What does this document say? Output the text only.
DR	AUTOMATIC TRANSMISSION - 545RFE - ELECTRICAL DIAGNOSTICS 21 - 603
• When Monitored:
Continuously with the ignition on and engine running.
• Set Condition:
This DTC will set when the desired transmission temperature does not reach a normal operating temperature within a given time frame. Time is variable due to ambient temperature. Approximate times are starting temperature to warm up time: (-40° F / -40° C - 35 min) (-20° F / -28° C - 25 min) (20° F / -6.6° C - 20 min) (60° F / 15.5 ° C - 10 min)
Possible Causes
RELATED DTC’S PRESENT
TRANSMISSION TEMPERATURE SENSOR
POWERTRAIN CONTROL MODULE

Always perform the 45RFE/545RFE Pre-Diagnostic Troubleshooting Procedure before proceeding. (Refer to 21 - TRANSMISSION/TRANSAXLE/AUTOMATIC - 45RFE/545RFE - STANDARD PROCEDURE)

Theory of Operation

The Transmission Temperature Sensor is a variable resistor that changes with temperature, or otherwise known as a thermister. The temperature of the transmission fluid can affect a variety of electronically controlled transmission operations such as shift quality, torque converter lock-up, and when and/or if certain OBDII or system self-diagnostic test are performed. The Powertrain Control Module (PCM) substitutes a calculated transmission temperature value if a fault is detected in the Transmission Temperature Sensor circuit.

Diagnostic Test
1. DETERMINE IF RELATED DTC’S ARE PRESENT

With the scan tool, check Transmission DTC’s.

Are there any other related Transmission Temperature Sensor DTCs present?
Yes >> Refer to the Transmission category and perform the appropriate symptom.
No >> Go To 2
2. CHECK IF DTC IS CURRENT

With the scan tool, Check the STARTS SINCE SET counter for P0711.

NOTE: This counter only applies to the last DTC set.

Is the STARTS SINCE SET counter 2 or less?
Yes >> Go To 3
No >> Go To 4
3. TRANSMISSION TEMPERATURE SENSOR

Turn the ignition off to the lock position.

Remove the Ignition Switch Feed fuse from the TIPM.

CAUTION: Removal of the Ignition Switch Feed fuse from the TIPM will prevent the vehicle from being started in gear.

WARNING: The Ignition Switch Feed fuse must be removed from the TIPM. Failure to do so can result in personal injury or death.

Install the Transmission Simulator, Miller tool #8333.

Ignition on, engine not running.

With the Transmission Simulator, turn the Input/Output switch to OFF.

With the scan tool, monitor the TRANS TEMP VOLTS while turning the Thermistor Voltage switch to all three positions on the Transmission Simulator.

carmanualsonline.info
——————————
[What this task involves]: Write out the listing once more, matching it exactly.

[Written solution]:
What does this document say? Output the text only.
DR	AUTOMATIC TRANSMISSION - 545RFE - ELECTRICAL DIAGNOSTICS 21 - 603
• When Monitored:
Continuously with the ignition on and engine running.
• Set Condition:
This DTC will set when the desired transmission temperature does not reach a normal operating temperature within a given time frame. Time is variable due to ambient temperature. Approximate times are starting temperature to warm up time: (-40° F / -40° C - 35 min) (-20° F / -28° C - 25 min) (20° F / -6.6° C - 20 min) (60° F / 15.5 ° C - 10 min)
Possible Causes
RELATED DTC’S PRESENT
TRANSMISSION TEMPERATURE SENSOR
POWERTRAIN CONTROL MODULE

Always perform the 45RFE/545RFE Pre-Diagnostic Troubleshooting Procedure before proceeding. (Refer to 21 - TRANSMISSION/TRANSAXLE/AUTOMATIC - 45RFE/545RFE - STANDARD PROCEDURE)

Theory of Operation

The Transmission Temperature Sensor is a variable resistor that changes with temperature, or otherwise known as a thermister. The temperature of the transmission fluid can affect a variety of electronically controlled transmission operations such as shift quality, torque converter lock-up, and when and/or if certain OBDII or system self-diagnostic test are performed. The Powertrain Control Module (PCM) substitutes a calculated transmission temperature value if a fault is detected in the Transmission Temperature Sensor circuit.

Diagnostic Test
1. DETERMINE IF RELATED DTC’S ARE PRESENT

With the scan tool, check Transmission DTC’s.

Are there any other related Transmission Temperature Sensor DTCs present?
Yes >> Refer to the Transmission category and perform the appropriate symptom.
No >> Go To 2
2. CHECK IF DTC IS CURRENT

With the scan tool, Check the STARTS SINCE SET counter for P0711.

NOTE: This counter only applies to the last DTC set.

Is the STARTS SINCE SET counter 2 or less?
Yes >> Go To 3
No >> Go To 4
3. TRANSMISSION TEMPERATURE SENSOR

Turn the ignition off to the lock position.

Remove the Ignition Switch Feed fuse from the TIPM.

CAUTION: Removal of the Ignition Switch Feed fuse from the TIPM will prevent the vehicle from being started in gear.

WARNING: The Ignition Switch Feed fuse must be removed from the TIPM. Failure to do so can result in personal injury or death.

Install the Transmission Simulator, Miller tool #8333.

Ignition on, engine not running.

With the Transmission Simulator, turn the Input/Output switch to OFF.

With the scan tool, monitor the TRANS TEMP VOLTS while turning the Thermistor Voltage switch to all three positions on the Transmission Simulator.

carmanualsonline.info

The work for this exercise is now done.